▶ **BRANO FORNITO**
═══

I ricercatori hanno confrontato le regioni di codifica delle proteine dei genomi di bambini con la sindrome di Tourette e i genomi dei loro genitori per identificare le cosiddette varianti ‘de novo’, rare mutazioni genetiche non ereditate che si verificano spontaneamente al momento del concepimento. Varianti che hanno spesso effetti biologici più forti di quelle ereditarie passate di generazione in generazione, evidenzia Jeremy Willsey (Ucsf), co-autore del lavoro. “Se queste varianti aumentano notevolmente il rischio che un bimbo ha di sviluppare la patologia, la comprensione di questi cambiamenti potrebbe potenzialmente portare a trattamenti efficaci per il disturbo”, auspica.
Il team ha analizzato i dati genomici provenienti da 311 ‘trii’ composti ognuno dal baby-paziente e dai genitori, raccolti dal Tourette International Collaborative Genetics Group, e hanno trovato forti evidenze del fatto che le varianti de novo possono svolgere un ruolo significativo nell’avvio del disturbo. Per essere certi, gli scienziati hanno condotto uno studio di replica su altri 173 trii (dati raccolti dal Tourette Association of America International Consortium for Genetics) e hanno trovato gli stessi risultati. I ricercatori hanno potuto stimare che in circa il 12% dei casi di Tourette sono probabilmente coinvolte varianti de novo e che queste probabilmente colpiscono circa 400 diversi geni chiave per il rischio.

═══

▶ **INFORMAZIONI ESTRATTE**
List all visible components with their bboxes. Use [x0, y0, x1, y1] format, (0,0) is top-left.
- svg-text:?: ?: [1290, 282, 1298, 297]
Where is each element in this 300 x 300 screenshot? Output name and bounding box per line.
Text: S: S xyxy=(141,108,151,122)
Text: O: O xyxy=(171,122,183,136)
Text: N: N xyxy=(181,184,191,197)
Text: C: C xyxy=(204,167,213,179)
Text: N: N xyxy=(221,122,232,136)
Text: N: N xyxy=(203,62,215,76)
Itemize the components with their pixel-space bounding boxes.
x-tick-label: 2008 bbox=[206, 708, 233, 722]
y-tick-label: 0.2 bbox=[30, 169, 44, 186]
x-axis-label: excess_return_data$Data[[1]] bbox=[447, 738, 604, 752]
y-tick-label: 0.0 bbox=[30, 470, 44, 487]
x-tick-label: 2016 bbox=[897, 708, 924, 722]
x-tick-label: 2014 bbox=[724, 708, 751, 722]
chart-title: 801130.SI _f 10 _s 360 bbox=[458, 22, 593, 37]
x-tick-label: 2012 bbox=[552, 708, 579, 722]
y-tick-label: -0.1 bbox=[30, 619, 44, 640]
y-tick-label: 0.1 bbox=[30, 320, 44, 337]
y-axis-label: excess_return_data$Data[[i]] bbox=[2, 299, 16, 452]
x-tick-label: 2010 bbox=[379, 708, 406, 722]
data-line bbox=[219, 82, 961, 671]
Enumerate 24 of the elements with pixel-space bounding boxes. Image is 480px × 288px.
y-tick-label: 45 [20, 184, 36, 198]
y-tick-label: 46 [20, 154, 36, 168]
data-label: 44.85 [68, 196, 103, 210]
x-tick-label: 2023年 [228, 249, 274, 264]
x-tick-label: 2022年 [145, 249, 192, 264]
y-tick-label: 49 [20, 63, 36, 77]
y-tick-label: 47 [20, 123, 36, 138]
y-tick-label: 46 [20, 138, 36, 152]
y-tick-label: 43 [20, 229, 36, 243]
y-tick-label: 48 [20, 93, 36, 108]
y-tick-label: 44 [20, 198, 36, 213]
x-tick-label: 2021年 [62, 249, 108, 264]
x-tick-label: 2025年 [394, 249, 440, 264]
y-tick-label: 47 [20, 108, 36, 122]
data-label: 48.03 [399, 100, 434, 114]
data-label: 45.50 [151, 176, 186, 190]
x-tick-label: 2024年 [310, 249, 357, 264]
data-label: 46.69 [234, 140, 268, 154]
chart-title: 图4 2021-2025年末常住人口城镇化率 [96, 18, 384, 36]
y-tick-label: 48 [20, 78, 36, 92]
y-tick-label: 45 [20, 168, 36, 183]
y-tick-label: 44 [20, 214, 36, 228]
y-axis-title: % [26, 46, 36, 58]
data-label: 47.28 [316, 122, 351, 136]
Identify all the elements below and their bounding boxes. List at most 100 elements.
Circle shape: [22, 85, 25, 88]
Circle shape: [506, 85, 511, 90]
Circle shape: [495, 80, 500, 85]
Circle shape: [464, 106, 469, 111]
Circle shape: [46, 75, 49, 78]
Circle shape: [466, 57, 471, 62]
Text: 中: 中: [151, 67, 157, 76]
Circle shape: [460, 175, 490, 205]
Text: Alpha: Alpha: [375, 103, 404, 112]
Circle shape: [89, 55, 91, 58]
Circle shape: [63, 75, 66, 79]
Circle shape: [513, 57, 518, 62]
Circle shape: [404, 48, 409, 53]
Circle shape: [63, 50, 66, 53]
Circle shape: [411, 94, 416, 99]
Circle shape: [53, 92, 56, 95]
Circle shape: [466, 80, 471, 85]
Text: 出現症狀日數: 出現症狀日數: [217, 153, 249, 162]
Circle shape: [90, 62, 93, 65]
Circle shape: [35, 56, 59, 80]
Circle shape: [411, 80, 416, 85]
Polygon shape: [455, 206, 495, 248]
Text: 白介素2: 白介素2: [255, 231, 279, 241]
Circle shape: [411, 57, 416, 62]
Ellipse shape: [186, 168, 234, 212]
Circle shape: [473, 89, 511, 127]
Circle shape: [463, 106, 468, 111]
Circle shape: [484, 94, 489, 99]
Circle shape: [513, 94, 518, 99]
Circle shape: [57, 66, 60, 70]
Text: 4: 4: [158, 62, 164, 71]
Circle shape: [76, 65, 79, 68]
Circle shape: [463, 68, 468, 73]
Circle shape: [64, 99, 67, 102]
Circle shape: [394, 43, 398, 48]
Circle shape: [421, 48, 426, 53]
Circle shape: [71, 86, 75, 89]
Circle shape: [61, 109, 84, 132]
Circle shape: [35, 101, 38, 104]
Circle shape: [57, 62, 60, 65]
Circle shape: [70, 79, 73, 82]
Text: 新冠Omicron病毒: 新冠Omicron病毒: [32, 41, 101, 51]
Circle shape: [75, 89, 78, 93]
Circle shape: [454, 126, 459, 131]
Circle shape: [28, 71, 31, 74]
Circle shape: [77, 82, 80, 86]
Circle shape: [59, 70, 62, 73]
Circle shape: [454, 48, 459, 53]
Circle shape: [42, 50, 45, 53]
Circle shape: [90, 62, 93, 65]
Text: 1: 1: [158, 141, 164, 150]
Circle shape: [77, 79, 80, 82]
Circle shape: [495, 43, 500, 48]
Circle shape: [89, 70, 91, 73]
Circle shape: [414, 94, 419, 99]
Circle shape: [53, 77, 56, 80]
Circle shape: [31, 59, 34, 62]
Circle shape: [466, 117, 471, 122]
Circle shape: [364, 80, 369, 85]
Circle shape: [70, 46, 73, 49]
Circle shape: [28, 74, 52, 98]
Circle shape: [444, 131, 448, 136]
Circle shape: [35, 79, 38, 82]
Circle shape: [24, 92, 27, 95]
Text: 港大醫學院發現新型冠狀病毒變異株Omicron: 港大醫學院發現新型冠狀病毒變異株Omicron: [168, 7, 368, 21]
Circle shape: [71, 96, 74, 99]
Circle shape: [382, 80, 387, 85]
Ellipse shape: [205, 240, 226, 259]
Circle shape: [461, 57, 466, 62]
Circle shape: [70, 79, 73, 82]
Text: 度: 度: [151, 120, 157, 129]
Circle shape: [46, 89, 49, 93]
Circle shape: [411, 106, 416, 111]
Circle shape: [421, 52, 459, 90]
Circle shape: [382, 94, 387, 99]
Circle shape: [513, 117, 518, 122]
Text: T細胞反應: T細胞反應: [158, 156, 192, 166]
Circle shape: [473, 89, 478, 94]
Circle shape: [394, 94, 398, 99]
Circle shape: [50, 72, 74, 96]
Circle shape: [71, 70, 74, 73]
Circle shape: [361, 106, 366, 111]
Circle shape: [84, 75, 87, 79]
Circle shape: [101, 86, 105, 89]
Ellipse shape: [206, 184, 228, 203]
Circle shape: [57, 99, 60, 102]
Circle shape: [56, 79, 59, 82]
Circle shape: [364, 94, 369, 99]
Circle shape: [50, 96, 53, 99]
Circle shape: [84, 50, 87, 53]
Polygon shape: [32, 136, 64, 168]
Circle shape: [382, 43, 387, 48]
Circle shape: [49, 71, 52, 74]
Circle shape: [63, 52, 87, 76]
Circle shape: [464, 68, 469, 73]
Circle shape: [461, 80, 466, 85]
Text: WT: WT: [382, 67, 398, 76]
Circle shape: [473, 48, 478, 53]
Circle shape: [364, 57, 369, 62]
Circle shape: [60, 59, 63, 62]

═══

▶ **DOMANDE DI STUDIO**
1. Nel brano sulla genetica della sindrome di Tourette, quanti trii sono stati esaminati nello studio di replica?
2. Indica se ciascuna affermazione concorda con il brano sulla genetica della sindrome di Tourette, rispondendo sì o no e citando le parole del brano che lo stabiliscono: (a) le varianti de novo vengono ereditate dai genitori; (b) i dati dei 311 trii sono stati raccolti dal Tourette International Collaborative Genetics Group; (c) le varianti de novo sono probabilmente coinvolte in circa metà dei casi di Tourette.
3. Prosegui il brano sulla genetica della sindrome di Tourette dopo la sua ultima frase.

▶ **RISPOSTE PER COMPITO**
1. Lo studio di replica ha esaminato altri 173 trii.

2.
(a) No, perché il brano le descrive come «rare mutazioni genetiche non ereditate che si verificano spontaneamente al momento del concepimento».
(b) Sì, perché il brano riporta che i dati sono stati «raccolti dal Tourette International Collaborative Genetics Group».
(c) No, perché il brano afferma che «in circa il 12% dei casi di Tourette sono probabilmente coinvolte varianti de novo».

3.
Combinando con un sforzo complesso i dati genetici delle 2 coorti, i ricercatori sono riusciti a restringere il cerchio e a identificare 4 geni espressi nel cervello in cui le varianti de novo erano significativamente associate al disturbo. Nel mirino sono finite varianti del gene WWC1, chiamato anche KIBRA e coinvolto nello sviluppo del cervello, nella memoria e nella risposta cerebrale all’ormone estrogeno. La sua probabilità di contribuire al disturbo è risultata superiore al 90%. Per gli altri 3 geni identificati invece la probabilità è di almeno il 70%. Due di questi – FN1 e CELSR3 – sono anche noti per essere coinvolti nello sviluppo del circuito cerebrale. Il terzo probabile gene a rischio, chiamato NIPBL o Delangin, era stato in precedenza associato a un disturbo comportamentale che si chiama sindrome di Cornelia De Lange, ma anche all’ansia, al disturbo ossessivo compulsivo e all’Adhd.
La ricerca suggerisce che la Tourette, come altri disturbi neuropsichiatrici, è il risultato di mutazioni genetiche multiple. Studi futuri sulle varianti de novo in un numero più ampio di famiglie con la sindrome – anticipano gli scienziati – potranno portare a decine di ‘piste genetiche’ promettenti da esplorare, come è successo nel caso dell’autismo. Potere della “scienza collaborativa e della condivisione di ‘open data’”, sottolineano gli studiosi ricordando che al loro fianco nell’impresa ci sono stati anche “esperti clinici che seguono con profonda devozione i pazienti e le loro famiglie negli Usa, in Europa e in Asia e che hanno con tenacia lavorato per portare avanti questo progetto negli ultimi 7 anni”.